> [Objetivo]:
Por favor, devolva exatamente as linhas das entradas, do início até a linha que contém "calendar-day-cell[interactable]: 20 —", com as duas extremidades incluídas.

++++++++++

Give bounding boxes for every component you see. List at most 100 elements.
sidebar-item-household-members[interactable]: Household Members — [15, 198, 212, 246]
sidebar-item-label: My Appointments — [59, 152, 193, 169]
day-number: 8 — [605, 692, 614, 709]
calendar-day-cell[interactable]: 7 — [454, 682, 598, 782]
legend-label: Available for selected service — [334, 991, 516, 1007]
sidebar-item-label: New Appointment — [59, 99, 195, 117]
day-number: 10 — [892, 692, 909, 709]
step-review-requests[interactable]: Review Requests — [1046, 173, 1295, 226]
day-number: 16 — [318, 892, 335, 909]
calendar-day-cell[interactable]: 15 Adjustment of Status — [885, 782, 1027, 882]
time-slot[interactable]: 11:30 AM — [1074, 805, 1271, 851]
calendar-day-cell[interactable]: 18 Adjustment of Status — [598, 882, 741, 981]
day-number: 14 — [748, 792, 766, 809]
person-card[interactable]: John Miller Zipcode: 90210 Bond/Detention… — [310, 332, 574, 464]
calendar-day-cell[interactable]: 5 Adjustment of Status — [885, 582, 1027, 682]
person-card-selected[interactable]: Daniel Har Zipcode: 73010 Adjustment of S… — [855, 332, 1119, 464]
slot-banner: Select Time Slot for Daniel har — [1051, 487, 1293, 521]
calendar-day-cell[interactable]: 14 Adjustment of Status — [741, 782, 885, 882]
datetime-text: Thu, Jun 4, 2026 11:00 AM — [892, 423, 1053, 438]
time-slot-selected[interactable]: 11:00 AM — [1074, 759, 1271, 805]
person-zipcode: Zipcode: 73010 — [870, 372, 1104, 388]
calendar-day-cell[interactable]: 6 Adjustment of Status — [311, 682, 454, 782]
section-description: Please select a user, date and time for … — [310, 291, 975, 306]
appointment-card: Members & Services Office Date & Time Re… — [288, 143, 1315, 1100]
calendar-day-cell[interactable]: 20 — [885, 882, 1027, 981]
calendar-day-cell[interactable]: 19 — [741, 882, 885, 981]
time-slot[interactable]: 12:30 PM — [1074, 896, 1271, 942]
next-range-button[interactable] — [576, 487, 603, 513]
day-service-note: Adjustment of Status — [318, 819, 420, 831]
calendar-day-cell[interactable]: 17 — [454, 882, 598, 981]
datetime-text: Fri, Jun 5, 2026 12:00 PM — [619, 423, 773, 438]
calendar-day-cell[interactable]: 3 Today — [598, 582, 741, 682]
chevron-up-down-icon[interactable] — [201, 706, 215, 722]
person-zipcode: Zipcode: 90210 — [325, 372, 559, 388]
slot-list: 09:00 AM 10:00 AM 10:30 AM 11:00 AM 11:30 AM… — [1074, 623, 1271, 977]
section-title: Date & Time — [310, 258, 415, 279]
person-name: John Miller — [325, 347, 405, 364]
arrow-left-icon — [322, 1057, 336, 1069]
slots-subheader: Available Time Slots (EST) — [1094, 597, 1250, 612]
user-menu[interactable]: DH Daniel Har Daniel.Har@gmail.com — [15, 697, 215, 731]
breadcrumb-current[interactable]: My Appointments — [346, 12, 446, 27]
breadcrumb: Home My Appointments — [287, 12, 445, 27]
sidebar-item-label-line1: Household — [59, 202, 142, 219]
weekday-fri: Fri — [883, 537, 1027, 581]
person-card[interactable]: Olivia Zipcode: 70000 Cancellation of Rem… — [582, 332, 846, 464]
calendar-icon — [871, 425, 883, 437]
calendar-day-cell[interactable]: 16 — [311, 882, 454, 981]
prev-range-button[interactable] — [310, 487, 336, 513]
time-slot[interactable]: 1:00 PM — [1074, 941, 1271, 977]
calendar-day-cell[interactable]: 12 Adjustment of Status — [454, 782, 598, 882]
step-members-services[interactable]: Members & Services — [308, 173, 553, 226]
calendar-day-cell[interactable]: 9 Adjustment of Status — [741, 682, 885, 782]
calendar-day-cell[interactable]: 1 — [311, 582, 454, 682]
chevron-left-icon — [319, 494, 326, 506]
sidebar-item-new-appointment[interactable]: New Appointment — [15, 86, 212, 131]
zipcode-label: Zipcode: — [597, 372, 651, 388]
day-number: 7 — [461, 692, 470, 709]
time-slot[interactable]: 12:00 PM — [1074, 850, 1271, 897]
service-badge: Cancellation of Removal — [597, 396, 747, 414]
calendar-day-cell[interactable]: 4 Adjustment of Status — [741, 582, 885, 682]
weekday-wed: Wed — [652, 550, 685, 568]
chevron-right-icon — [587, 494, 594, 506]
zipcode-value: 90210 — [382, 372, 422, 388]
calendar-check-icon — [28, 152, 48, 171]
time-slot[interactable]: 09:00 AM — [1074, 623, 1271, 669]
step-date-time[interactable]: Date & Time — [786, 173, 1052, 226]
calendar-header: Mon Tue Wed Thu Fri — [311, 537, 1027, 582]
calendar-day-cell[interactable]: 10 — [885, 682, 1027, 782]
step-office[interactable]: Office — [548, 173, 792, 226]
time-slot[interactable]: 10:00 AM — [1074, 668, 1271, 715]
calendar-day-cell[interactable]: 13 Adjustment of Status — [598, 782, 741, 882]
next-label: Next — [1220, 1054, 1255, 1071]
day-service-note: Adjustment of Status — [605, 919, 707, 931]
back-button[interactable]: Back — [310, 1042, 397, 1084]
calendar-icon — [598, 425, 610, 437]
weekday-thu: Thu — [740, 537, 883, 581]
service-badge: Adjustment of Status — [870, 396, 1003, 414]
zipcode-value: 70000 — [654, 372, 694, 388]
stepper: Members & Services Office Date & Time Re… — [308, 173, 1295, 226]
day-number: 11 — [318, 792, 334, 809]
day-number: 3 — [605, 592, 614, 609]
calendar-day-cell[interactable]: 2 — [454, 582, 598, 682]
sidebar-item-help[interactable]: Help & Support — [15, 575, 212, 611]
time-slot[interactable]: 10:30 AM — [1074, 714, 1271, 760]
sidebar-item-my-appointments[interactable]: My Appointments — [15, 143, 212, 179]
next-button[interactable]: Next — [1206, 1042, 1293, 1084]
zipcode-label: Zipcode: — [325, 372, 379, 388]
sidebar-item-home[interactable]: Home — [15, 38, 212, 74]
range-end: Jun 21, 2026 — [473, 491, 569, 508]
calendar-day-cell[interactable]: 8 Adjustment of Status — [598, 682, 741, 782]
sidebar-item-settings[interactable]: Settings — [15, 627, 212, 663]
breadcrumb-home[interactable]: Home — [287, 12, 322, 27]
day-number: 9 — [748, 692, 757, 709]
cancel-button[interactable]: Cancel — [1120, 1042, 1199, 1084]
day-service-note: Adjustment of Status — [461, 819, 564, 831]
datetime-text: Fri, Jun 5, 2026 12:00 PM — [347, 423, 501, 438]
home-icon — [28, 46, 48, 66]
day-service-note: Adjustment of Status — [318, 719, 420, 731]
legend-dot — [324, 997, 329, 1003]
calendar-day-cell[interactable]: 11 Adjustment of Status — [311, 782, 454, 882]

++++++++++

> [Resultado final]:
Give bounding boxes for every component you see. List at most 100 elements.
sidebar-item-household-members[interactable]: Household Members — [15, 198, 212, 246]
sidebar-item-label: My Appointments — [59, 152, 193, 169]
day-number: 8 — [605, 692, 614, 709]
calendar-day-cell[interactable]: 7 — [454, 682, 598, 782]
legend-label: Available for selected service — [334, 991, 516, 1007]
sidebar-item-label: New Appointment — [59, 99, 195, 117]
day-number: 10 — [892, 692, 909, 709]
step-review-requests[interactable]: Review Requests — [1046, 173, 1295, 226]
day-number: 16 — [318, 892, 335, 909]
calendar-day-cell[interactable]: 15 Adjustment of Status — [885, 782, 1027, 882]
time-slot[interactable]: 11:30 AM — [1074, 805, 1271, 851]
calendar-day-cell[interactable]: 18 Adjustment of Status — [598, 882, 741, 981]
day-number: 14 — [748, 792, 766, 809]
person-card[interactable]: John Miller Zipcode: 90210 Bond/Detention… — [310, 332, 574, 464]
calendar-day-cell[interactable]: 5 Adjustment of Status — [885, 582, 1027, 682]
person-card-selected[interactable]: Daniel Har Zipcode: 73010 Adjustment of S… — [855, 332, 1119, 464]
slot-banner: Select Time Slot for Daniel har — [1051, 487, 1293, 521]
calendar-day-cell[interactable]: 14 Adjustment of Status — [741, 782, 885, 882]
datetime-text: Thu, Jun 4, 2026 11:00 AM — [892, 423, 1053, 438]
time-slot-selected[interactable]: 11:00 AM — [1074, 759, 1271, 805]
person-zipcode: Zipcode: 73010 — [870, 372, 1104, 388]
calendar-day-cell[interactable]: 6 Adjustment of Status — [311, 682, 454, 782]
section-description: Please select a user, date and time for … — [310, 291, 975, 306]
appointment-card: Members & Services Office Date & Time Re… — [288, 143, 1315, 1100]
calendar-day-cell[interactable]: 20 — [885, 882, 1027, 981]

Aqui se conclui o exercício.